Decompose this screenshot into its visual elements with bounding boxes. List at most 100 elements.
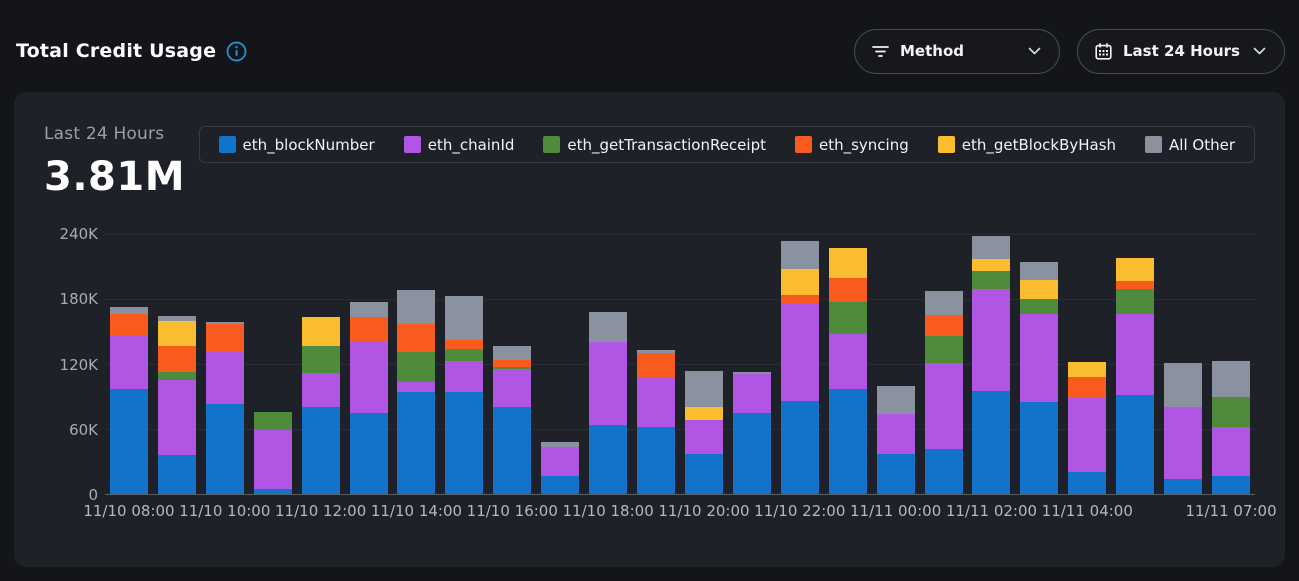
legend-item-eth-chainid[interactable]: eth_chainId bbox=[403, 135, 515, 154]
x-tick-label: 11/11 04:00 bbox=[1041, 502, 1133, 520]
x-tick-label: 11/11 07:00 bbox=[1185, 502, 1277, 520]
bar-segment bbox=[1068, 361, 1107, 378]
bar-11-10-13-00[interactable] bbox=[349, 234, 388, 494]
time-range-dropdown[interactable]: Last 24 Hours bbox=[1077, 28, 1285, 74]
method-filter-dropdown[interactable]: Method bbox=[854, 28, 1060, 74]
gridline bbox=[105, 364, 1255, 365]
bar-segment bbox=[972, 258, 1011, 271]
bar-11-10-20-00[interactable] bbox=[684, 234, 723, 494]
bar-11-10-22-00[interactable] bbox=[780, 234, 819, 494]
bar-segment bbox=[780, 294, 819, 304]
bar-segment bbox=[589, 342, 628, 425]
bar-11-10-14-00[interactable] bbox=[397, 234, 436, 494]
y-tick-label: 240K bbox=[59, 225, 98, 243]
bar-segment bbox=[876, 385, 915, 414]
bar-segment bbox=[541, 442, 580, 448]
legend-label: eth_chainId bbox=[427, 135, 515, 154]
bar-segment bbox=[589, 312, 628, 343]
bar-segment bbox=[1164, 362, 1203, 408]
x-tick-label: 11/10 16:00 bbox=[466, 502, 558, 520]
bar-segment bbox=[349, 341, 388, 413]
bar-segment bbox=[589, 424, 628, 494]
bar-11-10-12-00[interactable] bbox=[301, 234, 340, 494]
chevron-down-icon bbox=[1253, 47, 1266, 55]
bar-11-10-11-00[interactable] bbox=[253, 234, 292, 494]
bar-11-11-04-00[interactable] bbox=[1068, 234, 1107, 494]
legend-swatch bbox=[937, 136, 955, 153]
legend-item-eth-blocknumber[interactable]: eth_blockNumber bbox=[218, 135, 375, 154]
bar-segment bbox=[253, 488, 292, 494]
gridline bbox=[105, 429, 1255, 430]
bar-segment bbox=[493, 369, 532, 408]
bar-11-11-06-00[interactable] bbox=[1164, 234, 1203, 494]
bar-11-10-16-00[interactable] bbox=[493, 234, 532, 494]
bar-11-10-15-00[interactable] bbox=[445, 234, 484, 494]
bar-11-10-08-00[interactable] bbox=[109, 234, 148, 494]
bar-11-10-10-00[interactable] bbox=[205, 234, 244, 494]
bar-segment bbox=[972, 236, 1011, 259]
bar-segment bbox=[828, 248, 867, 279]
bar-segment bbox=[1164, 407, 1203, 479]
bar-11-11-02-00[interactable] bbox=[972, 234, 1011, 494]
plot-area bbox=[105, 234, 1255, 495]
bar-11-11-07-00[interactable] bbox=[1212, 234, 1251, 494]
x-tick-label: 11/11 00:00 bbox=[850, 502, 942, 520]
kpi-period-label: Last 24 Hours bbox=[44, 124, 165, 144]
bar-segment bbox=[445, 340, 484, 349]
filter-icon bbox=[872, 45, 889, 58]
info-icon[interactable] bbox=[226, 41, 247, 62]
bar-11-11-01-00[interactable] bbox=[924, 234, 963, 494]
bar-segment bbox=[445, 360, 484, 393]
chevron-down-icon bbox=[1028, 47, 1041, 55]
y-axis-labels: 0 60K 120K 180K 240K bbox=[44, 225, 98, 504]
bar-segment bbox=[301, 407, 340, 494]
bar-segment bbox=[493, 367, 532, 370]
legend-label: eth_getBlockByHash bbox=[961, 135, 1117, 154]
bar-11-11-00-00[interactable] bbox=[876, 234, 915, 494]
bar-segment bbox=[684, 453, 723, 494]
bar-segment bbox=[828, 388, 867, 494]
bar-segment bbox=[541, 475, 580, 494]
stacked-bar-chart: 0 60K 120K 180K 240K bbox=[44, 225, 1255, 504]
legend-label: eth_blockNumber bbox=[242, 135, 375, 154]
bar-segment bbox=[205, 352, 244, 405]
bar-segment bbox=[732, 371, 771, 374]
bar-segment bbox=[205, 321, 244, 324]
bar-segment bbox=[205, 323, 244, 353]
bar-11-10-17-00[interactable] bbox=[541, 234, 580, 494]
bar-11-10-19-00[interactable] bbox=[637, 234, 676, 494]
bar-11-10-18-00[interactable] bbox=[589, 234, 628, 494]
legend-swatch bbox=[218, 136, 236, 153]
bar-11-10-23-00[interactable] bbox=[828, 234, 867, 494]
bar-segment bbox=[1020, 262, 1059, 280]
bar-segment bbox=[397, 392, 436, 494]
credit-usage-card: Last 24 Hours 3.81M eth_blockNumber eth_c… bbox=[14, 92, 1285, 567]
legend-item-eth-getblockbyhash[interactable]: eth_getBlockByHash bbox=[937, 135, 1117, 154]
bar-segment bbox=[157, 371, 196, 381]
bar-11-10-21-00[interactable] bbox=[732, 234, 771, 494]
bar-segment bbox=[157, 320, 196, 346]
bar-segment bbox=[924, 362, 963, 449]
bar-segment bbox=[157, 380, 196, 455]
legend-item-eth-syncing[interactable]: eth_syncing bbox=[794, 136, 909, 154]
bar-segment bbox=[541, 447, 580, 476]
bar-segment bbox=[397, 323, 436, 353]
bar-11-11-03-00[interactable] bbox=[1020, 234, 1059, 494]
legend-swatch bbox=[1145, 136, 1163, 153]
legend-item-eth-gettransactionreceipt[interactable]: eth_getTransactionReceipt bbox=[543, 136, 766, 154]
bar-segment bbox=[637, 349, 676, 354]
bar-segment bbox=[828, 302, 867, 334]
x-axis-labels: 11/10 08:00 11/10 10:00 11/10 12:00 11/10 1… bbox=[83, 495, 1276, 525]
x-tick-label: 11/10 22:00 bbox=[754, 502, 846, 520]
bar-11-10-09-00[interactable] bbox=[157, 234, 196, 494]
bar-segment bbox=[1116, 257, 1155, 281]
bar-segment bbox=[876, 453, 915, 494]
bar-11-11-05-00[interactable] bbox=[1116, 234, 1155, 494]
x-tick-label: 11/10 10:00 bbox=[179, 502, 271, 520]
bar-segment bbox=[349, 317, 388, 342]
bar-segment bbox=[1212, 426, 1251, 476]
bar-segment bbox=[1068, 377, 1107, 398]
legend-item-all-other[interactable]: All Other bbox=[1145, 136, 1235, 154]
gridline bbox=[105, 234, 1255, 235]
bar-segment bbox=[109, 388, 148, 494]
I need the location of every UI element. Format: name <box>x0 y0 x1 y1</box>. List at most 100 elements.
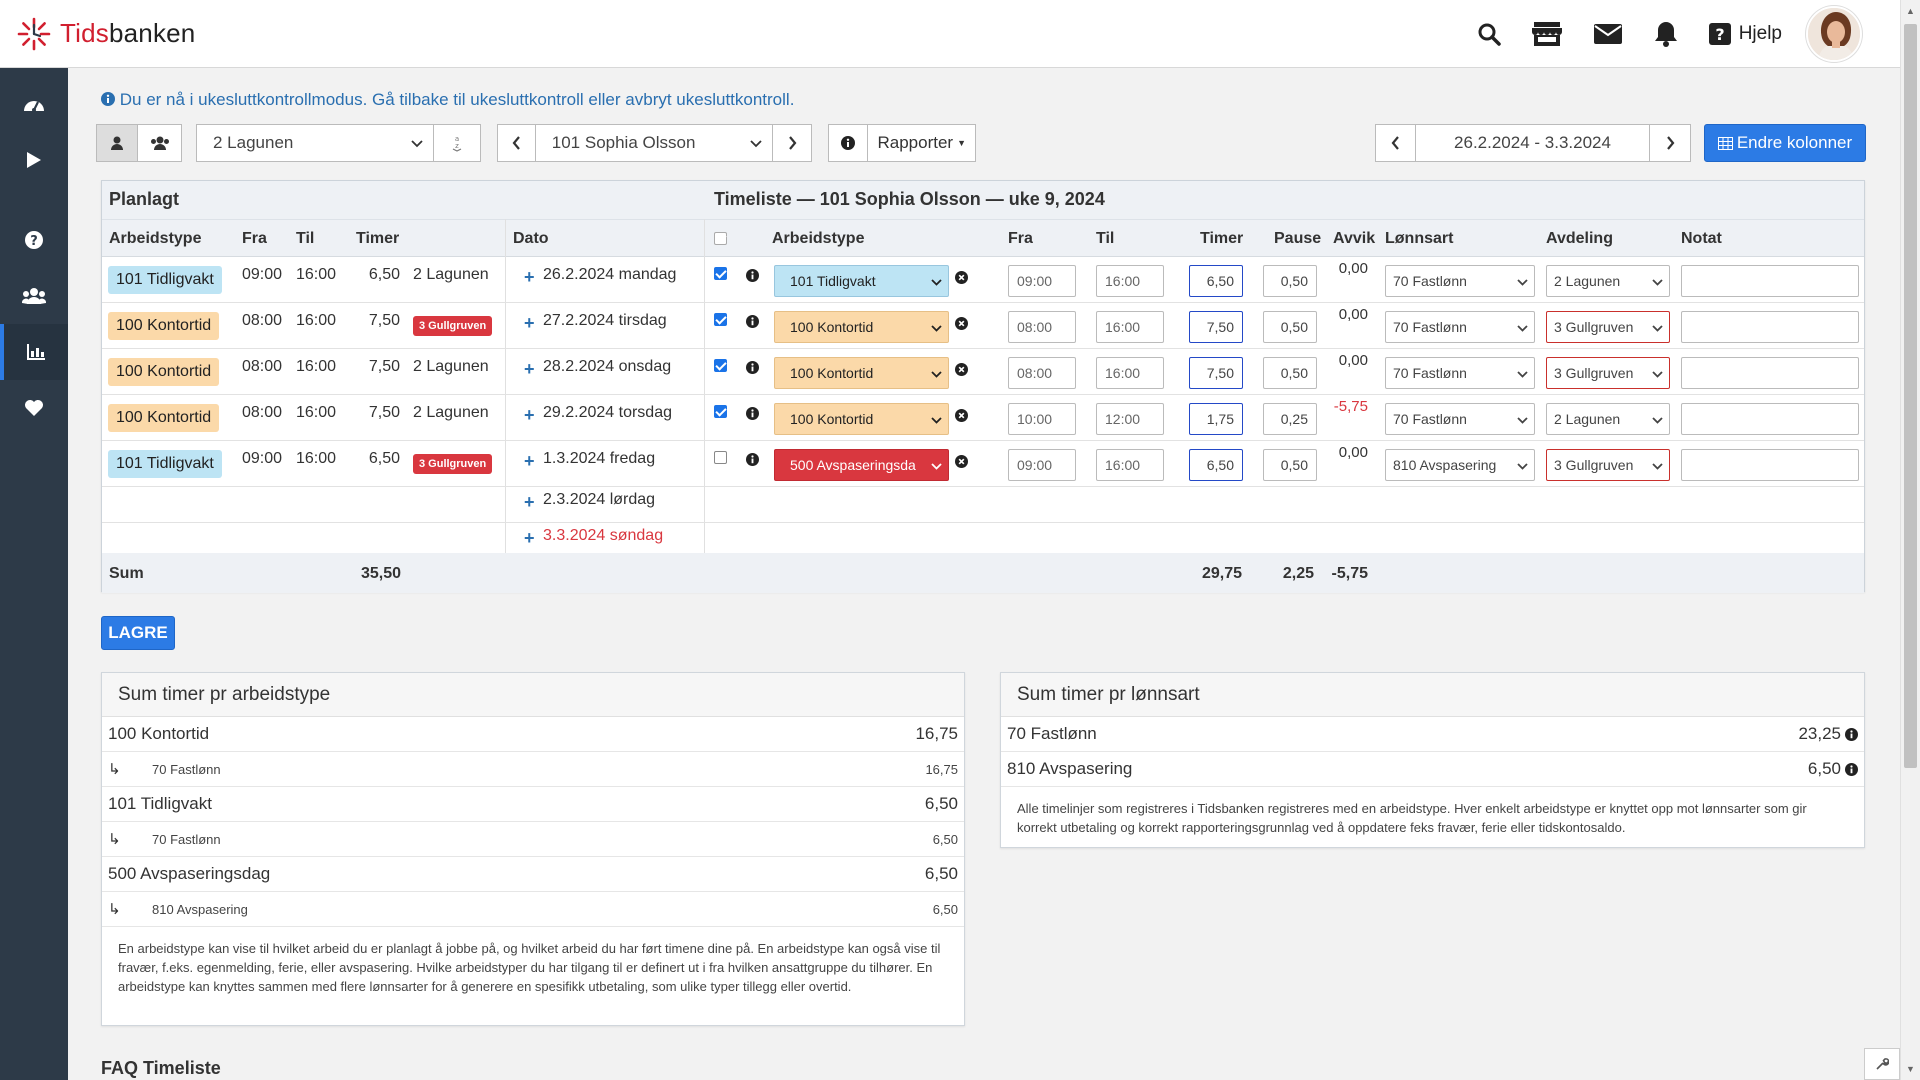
----------------------------------------
▸ **Work to be completed**: Return every line of the records above that contains the string "labels".

▸ **Response to the exercise**:
y-axis-labels: 0 60K 120K 180K 240K bbox=[44, 225, 98, 504]
x-axis-labels: 11/10 08:00 11/10 10:00 11/10 12:00 11/10 1… bbox=[83, 495, 1276, 525]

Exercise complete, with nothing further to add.